■ **Task goal**: Reproduce, character for character, the listing below from its first line through the line containing "123, 832, 789]", including both.

■ **Data supplied**:
#####
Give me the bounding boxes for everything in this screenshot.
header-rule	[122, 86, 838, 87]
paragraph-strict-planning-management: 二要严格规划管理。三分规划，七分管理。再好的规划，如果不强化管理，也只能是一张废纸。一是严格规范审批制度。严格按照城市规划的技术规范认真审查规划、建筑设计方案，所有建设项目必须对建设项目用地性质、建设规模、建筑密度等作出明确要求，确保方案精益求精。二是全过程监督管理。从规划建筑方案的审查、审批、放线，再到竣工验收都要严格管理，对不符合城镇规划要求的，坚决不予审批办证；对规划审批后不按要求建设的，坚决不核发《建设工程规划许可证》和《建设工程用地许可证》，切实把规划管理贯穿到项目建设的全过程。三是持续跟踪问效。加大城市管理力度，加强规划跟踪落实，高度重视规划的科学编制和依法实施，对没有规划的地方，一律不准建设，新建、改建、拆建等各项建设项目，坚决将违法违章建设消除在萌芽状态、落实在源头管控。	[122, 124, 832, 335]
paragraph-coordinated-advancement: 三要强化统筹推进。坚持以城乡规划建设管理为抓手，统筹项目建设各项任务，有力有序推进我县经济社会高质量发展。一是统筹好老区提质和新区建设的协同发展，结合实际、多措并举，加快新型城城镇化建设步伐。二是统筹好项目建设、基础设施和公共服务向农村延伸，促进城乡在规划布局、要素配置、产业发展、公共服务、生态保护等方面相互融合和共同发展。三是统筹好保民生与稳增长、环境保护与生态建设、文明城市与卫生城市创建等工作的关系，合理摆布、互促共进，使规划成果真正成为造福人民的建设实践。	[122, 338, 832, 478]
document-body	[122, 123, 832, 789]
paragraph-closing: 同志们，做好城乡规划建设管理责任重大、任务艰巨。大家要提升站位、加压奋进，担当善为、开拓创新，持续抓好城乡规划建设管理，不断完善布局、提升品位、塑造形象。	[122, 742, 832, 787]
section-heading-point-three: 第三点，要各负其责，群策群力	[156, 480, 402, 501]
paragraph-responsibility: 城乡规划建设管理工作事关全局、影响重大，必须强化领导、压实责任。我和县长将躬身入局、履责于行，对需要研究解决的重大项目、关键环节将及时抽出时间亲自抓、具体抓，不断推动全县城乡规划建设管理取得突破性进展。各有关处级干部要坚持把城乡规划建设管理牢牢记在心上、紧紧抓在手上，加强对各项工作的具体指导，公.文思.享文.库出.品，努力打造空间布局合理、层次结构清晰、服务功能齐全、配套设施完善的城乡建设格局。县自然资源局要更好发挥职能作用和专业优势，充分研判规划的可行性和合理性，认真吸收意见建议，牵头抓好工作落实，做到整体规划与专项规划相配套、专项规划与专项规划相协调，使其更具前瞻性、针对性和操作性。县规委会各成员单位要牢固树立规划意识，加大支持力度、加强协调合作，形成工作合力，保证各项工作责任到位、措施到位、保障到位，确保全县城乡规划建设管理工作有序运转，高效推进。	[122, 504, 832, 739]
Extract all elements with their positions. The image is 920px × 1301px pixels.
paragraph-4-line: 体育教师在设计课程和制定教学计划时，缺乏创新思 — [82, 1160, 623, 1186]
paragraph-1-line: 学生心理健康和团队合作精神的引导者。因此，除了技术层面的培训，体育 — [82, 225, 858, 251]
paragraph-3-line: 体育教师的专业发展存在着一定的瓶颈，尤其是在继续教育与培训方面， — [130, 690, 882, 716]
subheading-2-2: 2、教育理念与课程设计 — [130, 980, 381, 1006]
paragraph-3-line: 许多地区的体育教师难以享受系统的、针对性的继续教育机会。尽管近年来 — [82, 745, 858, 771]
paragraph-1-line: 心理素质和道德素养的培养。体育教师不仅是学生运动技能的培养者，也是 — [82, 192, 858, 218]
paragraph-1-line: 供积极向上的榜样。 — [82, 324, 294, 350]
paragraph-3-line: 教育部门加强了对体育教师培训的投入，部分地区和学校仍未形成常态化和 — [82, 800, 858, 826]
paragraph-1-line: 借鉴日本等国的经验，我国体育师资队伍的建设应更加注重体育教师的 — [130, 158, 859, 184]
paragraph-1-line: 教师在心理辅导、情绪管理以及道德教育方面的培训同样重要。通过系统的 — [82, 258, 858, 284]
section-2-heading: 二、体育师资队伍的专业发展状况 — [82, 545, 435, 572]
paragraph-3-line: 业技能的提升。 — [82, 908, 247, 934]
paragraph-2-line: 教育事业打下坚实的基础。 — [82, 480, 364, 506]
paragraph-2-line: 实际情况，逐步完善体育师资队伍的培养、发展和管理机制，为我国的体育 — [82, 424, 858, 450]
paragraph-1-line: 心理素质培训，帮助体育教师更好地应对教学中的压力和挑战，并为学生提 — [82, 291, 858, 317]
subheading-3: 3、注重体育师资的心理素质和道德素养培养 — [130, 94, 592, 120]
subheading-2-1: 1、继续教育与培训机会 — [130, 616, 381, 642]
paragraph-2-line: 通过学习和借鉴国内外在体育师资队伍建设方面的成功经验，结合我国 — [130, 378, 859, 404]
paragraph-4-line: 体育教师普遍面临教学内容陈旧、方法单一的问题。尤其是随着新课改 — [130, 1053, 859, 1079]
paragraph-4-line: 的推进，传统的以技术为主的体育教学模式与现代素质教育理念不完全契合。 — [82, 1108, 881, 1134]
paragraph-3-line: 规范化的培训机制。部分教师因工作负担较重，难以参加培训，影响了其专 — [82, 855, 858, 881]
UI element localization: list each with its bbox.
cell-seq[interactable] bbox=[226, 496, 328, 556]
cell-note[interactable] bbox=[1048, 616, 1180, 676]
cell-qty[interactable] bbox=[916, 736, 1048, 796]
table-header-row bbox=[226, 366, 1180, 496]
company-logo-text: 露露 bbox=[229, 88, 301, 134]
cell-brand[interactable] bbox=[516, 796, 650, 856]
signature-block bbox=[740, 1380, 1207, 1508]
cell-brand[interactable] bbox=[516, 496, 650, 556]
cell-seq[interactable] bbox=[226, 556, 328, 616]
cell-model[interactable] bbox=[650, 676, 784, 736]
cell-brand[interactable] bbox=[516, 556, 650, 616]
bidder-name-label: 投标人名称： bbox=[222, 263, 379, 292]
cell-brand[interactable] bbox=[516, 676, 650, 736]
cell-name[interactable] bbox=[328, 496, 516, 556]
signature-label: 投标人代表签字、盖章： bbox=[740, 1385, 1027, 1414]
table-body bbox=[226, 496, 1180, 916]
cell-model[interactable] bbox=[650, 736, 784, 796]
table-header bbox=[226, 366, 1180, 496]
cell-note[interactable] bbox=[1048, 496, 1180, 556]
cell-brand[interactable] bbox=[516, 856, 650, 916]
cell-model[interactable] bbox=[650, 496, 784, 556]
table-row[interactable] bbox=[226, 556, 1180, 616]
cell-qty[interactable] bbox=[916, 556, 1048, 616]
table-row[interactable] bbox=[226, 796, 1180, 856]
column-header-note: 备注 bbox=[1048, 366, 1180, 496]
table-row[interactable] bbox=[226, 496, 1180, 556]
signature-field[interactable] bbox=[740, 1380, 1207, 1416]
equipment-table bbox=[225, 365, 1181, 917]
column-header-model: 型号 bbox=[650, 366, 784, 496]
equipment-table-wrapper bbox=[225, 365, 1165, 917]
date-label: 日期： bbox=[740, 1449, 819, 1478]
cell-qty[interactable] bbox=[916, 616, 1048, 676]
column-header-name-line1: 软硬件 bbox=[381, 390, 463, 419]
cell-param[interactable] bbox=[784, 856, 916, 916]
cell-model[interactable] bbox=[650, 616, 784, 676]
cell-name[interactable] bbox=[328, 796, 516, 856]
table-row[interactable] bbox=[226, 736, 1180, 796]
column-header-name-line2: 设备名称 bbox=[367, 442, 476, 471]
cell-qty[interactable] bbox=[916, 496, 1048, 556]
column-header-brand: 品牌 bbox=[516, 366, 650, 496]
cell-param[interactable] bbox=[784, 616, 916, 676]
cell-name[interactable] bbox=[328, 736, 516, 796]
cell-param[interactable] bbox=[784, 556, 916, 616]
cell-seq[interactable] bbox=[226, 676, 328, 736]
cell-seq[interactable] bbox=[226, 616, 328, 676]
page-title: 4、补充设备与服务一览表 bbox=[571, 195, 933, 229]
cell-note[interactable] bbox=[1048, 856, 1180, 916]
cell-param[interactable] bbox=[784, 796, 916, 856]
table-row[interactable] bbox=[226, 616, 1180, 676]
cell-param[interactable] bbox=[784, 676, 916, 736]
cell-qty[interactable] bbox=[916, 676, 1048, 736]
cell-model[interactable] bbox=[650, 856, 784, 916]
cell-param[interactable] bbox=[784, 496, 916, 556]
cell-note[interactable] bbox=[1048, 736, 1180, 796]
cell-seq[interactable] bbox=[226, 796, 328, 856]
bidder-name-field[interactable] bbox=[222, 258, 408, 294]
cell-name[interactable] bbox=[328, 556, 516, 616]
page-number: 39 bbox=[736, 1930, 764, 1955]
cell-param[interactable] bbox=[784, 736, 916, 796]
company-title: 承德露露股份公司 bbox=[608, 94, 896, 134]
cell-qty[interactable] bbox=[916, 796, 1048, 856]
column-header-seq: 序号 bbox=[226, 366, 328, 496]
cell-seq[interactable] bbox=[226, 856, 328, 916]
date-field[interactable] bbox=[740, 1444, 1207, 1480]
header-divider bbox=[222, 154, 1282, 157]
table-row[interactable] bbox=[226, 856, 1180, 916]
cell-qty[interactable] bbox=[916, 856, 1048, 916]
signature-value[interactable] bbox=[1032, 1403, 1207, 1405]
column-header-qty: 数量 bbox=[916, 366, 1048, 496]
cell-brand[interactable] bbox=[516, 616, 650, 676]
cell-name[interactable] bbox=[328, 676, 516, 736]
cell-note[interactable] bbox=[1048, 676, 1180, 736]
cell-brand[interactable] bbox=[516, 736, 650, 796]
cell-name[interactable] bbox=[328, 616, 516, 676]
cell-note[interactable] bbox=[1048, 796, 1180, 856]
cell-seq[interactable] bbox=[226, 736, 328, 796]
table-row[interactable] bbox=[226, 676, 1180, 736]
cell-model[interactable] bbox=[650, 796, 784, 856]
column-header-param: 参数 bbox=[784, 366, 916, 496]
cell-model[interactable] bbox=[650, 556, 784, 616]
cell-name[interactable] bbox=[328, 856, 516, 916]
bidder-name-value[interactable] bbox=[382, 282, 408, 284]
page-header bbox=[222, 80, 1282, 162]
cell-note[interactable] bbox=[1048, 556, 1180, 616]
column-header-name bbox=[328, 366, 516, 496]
#####
■ **Written solution**:
Give me the bounding boxes for everything in this screenshot.
header-rule	[122, 86, 838, 87]
paragraph-strict-planning-management: 二要严格规划管理。三分规划，七分管理。再好的规划，如果不强化管理，也只能是一张废纸。一是严格规范审批制度。严格按照城市规划的技术规范认真审查规划、建筑设计方案，所有建设项目必须对建设项目用地性质、建设规模、建筑密度等作出明确要求，确保方案精益求精。二是全过程监督管理。从规划建筑方案的审查、审批、放线，再到竣工验收都要严格管理，对不符合城镇规划要求的，坚决不予审批办证；对规划审批后不按要求建设的，坚决不核发《建设工程规划许可证》和《建设工程用地许可证》，切实把规划管理贯穿到项目建设的全过程。三是持续跟踪问效。加大城市管理力度，加强规划跟踪落实，高度重视规划的科学编制和依法实施，对没有规划的地方，一律不准建设，新建、改建、拆建等各项建设项目，坚决将违法违章建设消除在萌芽状态、落实在源头管控。	[122, 124, 832, 335]
paragraph-coordinated-advancement: 三要强化统筹推进。坚持以城乡规划建设管理为抓手，统筹项目建设各项任务，有力有序推进我县经济社会高质量发展。一是统筹好老区提质和新区建设的协同发展，结合实际、多措并举，加快新型城城镇化建设步伐。二是统筹好项目建设、基础设施和公共服务向农村延伸，促进城乡在规划布局、要素配置、产业发展、公共服务、生态保护等方面相互融合和共同发展。三是统筹好保民生与稳增长、环境保护与生态建设、文明城市与卫生城市创建等工作的关系，合理摆布、互促共进，使规划成果真正成为造福人民的建设实践。	[122, 338, 832, 478]
document-body	[122, 123, 832, 789]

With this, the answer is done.